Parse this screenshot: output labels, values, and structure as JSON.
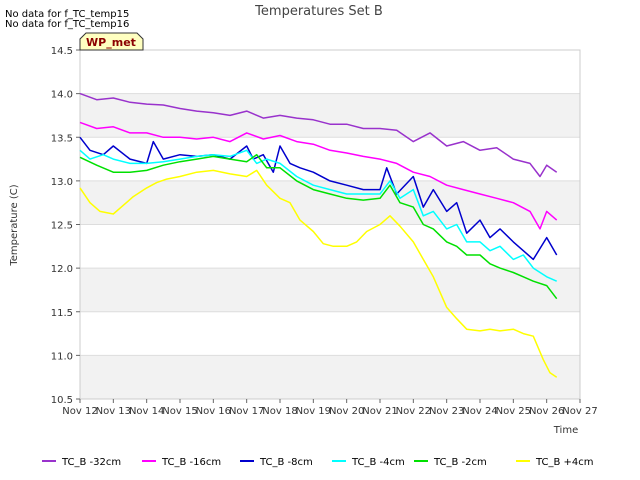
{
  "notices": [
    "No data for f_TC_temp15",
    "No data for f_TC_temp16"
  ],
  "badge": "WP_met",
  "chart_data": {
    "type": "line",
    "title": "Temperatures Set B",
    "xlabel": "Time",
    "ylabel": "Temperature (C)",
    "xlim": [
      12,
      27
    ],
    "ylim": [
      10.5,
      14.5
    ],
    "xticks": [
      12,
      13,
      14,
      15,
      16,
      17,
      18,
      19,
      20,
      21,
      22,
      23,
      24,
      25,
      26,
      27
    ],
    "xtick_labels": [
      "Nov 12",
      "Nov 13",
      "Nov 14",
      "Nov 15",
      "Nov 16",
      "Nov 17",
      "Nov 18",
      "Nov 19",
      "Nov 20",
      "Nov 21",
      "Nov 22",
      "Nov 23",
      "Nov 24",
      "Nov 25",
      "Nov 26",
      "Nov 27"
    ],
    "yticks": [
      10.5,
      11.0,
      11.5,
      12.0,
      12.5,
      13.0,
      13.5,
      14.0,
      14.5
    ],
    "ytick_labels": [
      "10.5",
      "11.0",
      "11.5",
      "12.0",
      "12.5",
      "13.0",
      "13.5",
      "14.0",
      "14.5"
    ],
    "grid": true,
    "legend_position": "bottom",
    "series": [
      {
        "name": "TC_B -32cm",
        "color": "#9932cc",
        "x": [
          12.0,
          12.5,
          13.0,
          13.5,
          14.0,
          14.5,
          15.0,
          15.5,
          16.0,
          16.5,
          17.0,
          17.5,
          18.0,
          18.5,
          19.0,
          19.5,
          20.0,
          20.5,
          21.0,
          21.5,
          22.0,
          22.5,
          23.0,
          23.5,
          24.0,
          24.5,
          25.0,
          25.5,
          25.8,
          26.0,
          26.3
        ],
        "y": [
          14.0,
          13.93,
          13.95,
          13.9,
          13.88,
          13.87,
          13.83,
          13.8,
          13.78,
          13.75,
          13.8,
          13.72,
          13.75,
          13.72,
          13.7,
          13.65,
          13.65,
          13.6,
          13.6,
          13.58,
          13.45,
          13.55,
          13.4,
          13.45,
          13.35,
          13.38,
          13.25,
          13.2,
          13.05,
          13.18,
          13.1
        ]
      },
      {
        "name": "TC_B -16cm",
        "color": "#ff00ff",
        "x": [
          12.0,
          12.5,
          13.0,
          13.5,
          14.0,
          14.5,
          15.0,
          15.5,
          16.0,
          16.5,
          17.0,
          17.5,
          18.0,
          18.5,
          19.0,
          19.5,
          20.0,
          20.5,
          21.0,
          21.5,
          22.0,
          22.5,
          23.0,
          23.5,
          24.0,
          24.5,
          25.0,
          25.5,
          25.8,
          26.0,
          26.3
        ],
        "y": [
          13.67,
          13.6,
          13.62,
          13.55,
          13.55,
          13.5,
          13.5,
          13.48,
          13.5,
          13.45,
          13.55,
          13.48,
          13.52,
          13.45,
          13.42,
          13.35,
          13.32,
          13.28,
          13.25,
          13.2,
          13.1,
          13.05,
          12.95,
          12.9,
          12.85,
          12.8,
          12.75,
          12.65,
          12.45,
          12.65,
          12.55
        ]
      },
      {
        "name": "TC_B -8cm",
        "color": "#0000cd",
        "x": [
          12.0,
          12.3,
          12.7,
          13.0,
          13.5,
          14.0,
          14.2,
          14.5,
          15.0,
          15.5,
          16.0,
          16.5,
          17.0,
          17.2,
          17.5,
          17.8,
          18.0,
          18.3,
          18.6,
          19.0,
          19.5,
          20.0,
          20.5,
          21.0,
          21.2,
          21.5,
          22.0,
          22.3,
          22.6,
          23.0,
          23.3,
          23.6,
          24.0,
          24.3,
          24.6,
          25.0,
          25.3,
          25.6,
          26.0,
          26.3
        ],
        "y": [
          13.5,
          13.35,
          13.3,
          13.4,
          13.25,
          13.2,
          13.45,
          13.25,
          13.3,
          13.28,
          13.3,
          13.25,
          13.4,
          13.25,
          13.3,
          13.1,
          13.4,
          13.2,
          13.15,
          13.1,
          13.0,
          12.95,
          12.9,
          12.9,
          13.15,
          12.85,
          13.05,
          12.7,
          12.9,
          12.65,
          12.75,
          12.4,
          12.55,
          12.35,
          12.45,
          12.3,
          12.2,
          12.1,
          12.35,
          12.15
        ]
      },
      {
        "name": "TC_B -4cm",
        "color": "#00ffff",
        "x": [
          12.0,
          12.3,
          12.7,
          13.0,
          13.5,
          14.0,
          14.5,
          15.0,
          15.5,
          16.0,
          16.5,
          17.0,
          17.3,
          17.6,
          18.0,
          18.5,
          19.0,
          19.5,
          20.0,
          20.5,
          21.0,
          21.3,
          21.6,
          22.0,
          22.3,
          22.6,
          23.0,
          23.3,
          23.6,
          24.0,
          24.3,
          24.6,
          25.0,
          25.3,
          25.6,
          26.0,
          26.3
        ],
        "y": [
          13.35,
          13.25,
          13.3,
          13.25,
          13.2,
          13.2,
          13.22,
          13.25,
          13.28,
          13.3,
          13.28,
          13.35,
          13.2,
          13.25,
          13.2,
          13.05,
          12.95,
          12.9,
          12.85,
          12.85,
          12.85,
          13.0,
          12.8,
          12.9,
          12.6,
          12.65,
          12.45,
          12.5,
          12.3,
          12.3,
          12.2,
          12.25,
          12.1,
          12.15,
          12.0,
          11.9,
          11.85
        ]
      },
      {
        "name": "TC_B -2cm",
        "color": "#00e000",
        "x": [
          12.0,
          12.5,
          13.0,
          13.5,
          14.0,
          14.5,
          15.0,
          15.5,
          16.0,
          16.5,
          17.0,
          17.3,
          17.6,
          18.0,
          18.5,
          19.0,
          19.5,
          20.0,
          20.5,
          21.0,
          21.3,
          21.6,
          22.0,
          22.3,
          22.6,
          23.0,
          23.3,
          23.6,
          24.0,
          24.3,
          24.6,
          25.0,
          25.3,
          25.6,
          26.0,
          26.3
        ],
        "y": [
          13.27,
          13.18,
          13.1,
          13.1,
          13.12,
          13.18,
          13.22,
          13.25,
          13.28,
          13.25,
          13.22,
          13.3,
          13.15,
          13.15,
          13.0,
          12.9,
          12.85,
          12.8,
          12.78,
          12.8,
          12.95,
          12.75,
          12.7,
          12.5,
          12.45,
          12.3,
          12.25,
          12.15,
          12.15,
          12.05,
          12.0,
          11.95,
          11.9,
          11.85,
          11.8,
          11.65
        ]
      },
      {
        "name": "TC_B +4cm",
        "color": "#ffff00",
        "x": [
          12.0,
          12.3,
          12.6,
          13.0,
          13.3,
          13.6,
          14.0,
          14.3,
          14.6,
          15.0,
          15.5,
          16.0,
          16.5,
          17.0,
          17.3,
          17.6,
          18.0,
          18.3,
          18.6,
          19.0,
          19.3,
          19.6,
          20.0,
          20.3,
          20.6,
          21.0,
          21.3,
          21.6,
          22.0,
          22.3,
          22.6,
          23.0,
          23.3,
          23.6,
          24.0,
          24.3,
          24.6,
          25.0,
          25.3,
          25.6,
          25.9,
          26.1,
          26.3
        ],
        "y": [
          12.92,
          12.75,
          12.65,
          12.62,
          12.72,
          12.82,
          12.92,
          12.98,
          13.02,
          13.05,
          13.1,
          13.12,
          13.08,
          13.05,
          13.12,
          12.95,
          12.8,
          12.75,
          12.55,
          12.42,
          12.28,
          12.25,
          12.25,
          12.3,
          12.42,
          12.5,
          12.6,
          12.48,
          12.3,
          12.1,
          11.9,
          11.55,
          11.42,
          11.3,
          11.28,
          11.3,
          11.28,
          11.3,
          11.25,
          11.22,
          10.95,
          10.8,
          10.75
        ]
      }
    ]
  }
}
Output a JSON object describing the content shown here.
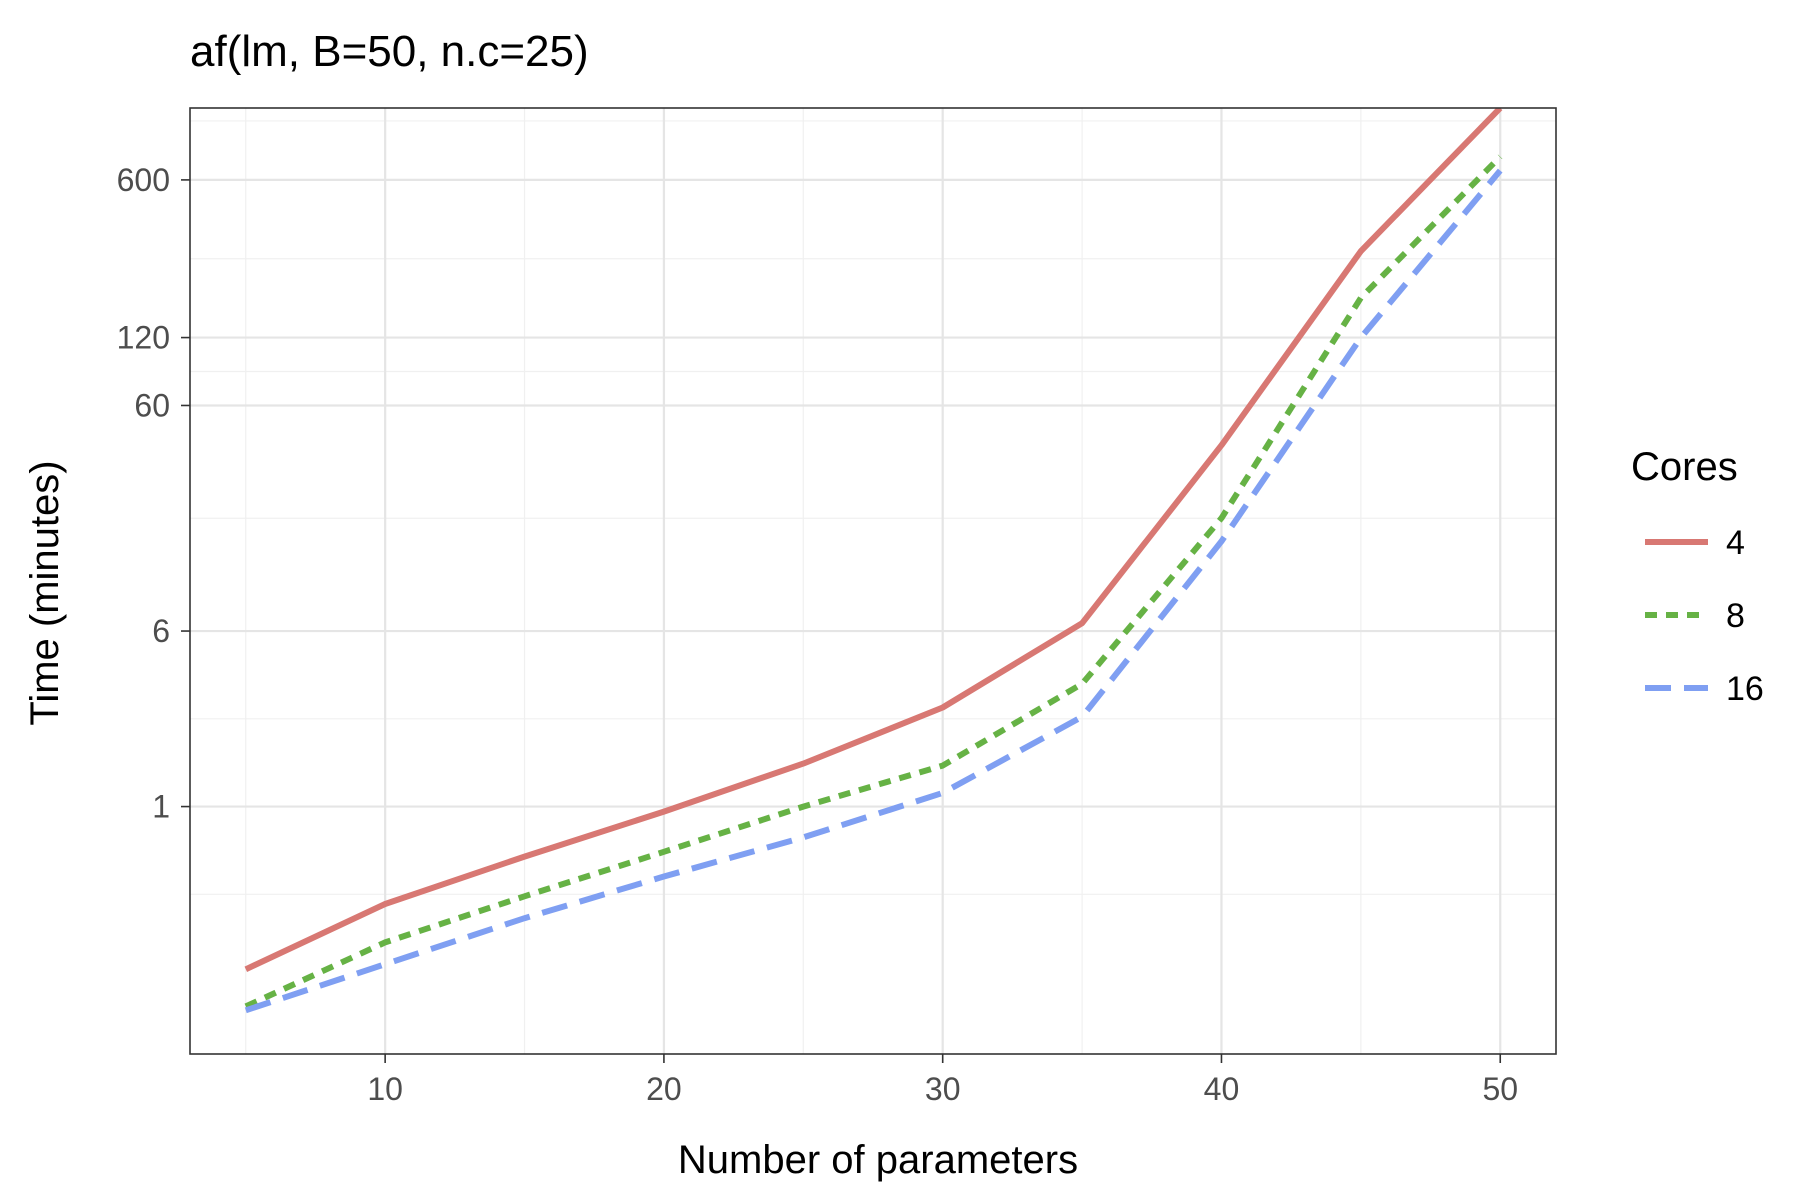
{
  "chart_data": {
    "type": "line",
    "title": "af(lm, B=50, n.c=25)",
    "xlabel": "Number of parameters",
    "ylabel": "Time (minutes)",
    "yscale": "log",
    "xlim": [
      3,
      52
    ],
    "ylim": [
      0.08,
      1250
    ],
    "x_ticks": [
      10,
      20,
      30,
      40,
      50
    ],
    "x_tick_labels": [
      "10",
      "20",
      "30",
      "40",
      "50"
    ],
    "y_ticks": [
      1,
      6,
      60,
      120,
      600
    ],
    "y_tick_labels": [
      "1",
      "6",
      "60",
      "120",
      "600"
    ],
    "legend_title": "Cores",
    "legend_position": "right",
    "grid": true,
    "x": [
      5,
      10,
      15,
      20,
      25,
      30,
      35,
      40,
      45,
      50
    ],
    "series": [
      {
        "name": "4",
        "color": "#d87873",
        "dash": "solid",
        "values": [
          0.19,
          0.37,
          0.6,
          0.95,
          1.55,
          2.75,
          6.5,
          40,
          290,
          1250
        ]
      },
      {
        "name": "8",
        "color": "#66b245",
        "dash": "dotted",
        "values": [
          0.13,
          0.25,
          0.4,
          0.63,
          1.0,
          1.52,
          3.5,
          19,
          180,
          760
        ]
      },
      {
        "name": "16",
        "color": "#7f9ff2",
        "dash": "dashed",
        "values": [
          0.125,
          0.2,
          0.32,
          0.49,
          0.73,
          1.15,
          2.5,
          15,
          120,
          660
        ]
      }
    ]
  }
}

• • • • • • •

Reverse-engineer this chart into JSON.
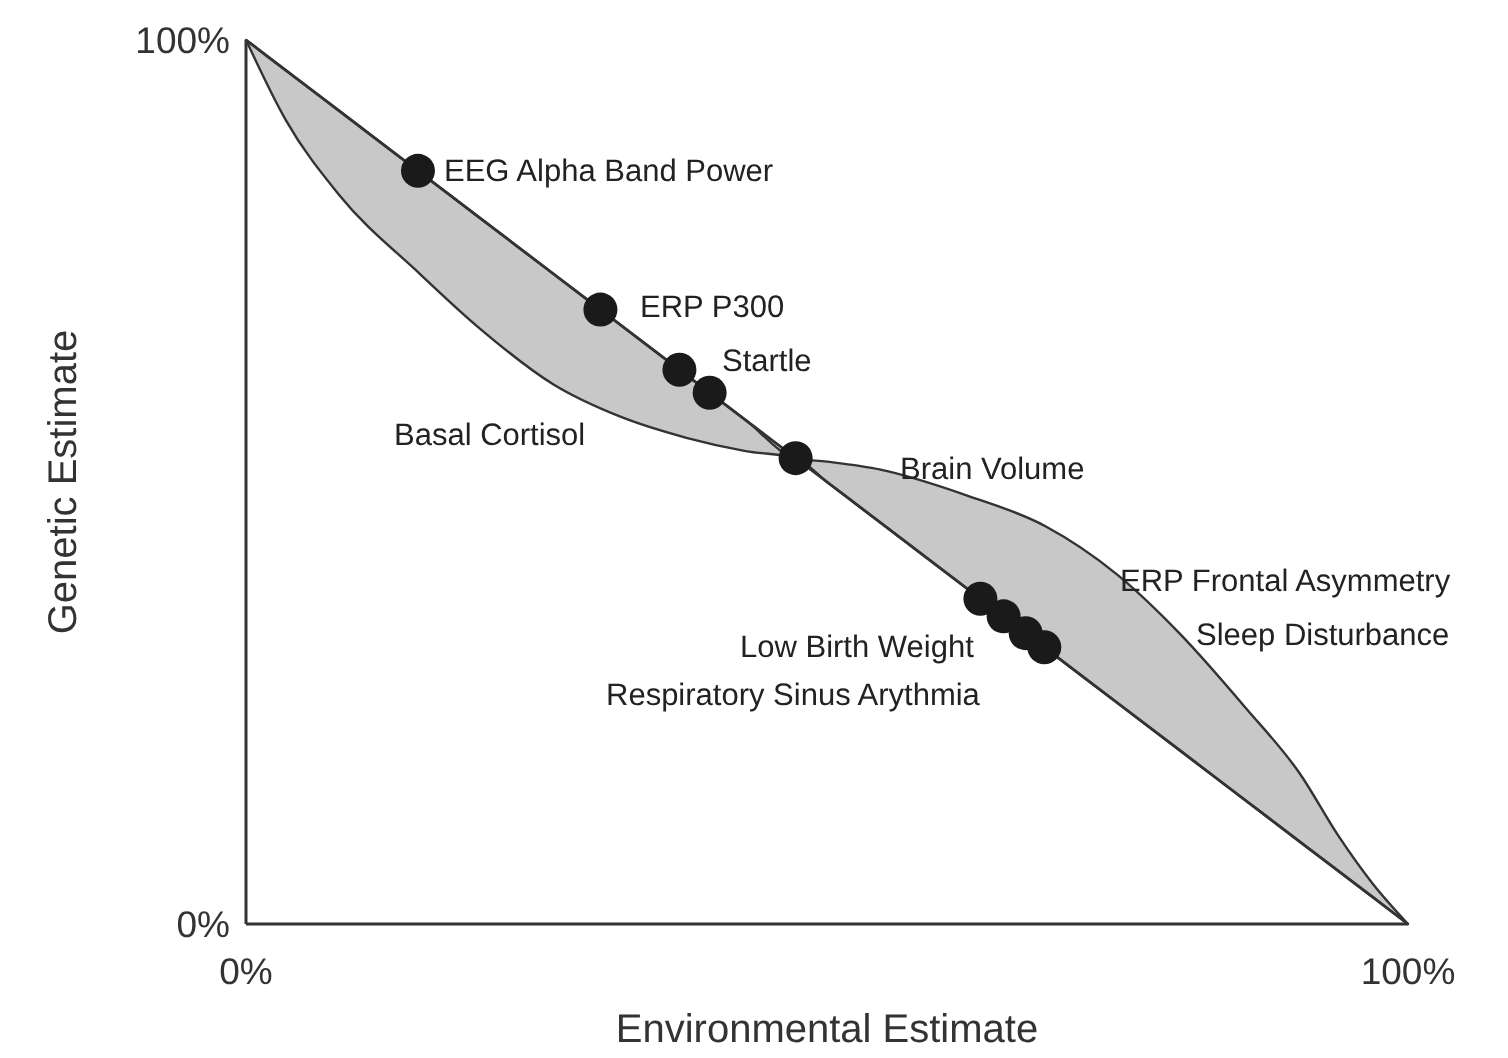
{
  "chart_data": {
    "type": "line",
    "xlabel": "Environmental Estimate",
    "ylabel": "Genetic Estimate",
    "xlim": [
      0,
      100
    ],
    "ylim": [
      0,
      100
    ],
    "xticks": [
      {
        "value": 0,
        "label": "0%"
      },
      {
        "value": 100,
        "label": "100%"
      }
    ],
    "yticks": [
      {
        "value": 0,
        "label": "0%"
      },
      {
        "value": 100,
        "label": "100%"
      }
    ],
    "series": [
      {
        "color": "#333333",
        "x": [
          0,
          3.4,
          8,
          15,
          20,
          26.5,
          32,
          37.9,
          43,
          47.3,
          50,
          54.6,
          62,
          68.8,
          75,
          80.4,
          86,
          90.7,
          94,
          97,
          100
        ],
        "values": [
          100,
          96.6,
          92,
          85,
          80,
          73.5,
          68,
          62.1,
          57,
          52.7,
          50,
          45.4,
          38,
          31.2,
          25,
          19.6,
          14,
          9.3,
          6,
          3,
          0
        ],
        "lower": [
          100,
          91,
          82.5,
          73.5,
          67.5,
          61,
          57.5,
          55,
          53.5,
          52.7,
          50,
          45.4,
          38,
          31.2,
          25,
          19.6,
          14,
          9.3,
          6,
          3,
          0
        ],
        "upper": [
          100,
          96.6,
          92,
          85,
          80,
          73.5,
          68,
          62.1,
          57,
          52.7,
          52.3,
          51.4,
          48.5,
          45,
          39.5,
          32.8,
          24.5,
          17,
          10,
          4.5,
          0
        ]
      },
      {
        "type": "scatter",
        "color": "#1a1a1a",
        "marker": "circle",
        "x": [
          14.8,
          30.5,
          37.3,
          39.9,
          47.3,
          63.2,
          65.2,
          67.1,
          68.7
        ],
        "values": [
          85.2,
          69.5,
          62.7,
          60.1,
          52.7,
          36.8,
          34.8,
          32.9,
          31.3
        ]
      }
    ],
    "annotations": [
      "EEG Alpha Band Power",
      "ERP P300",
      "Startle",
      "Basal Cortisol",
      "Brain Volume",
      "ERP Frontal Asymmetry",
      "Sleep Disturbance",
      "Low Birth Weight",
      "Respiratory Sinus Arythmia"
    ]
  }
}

• • • • • • •

## Written exercise
What is the number of lines in the data that hold the word "this"? Reply with that number and nothing else.

## Result
2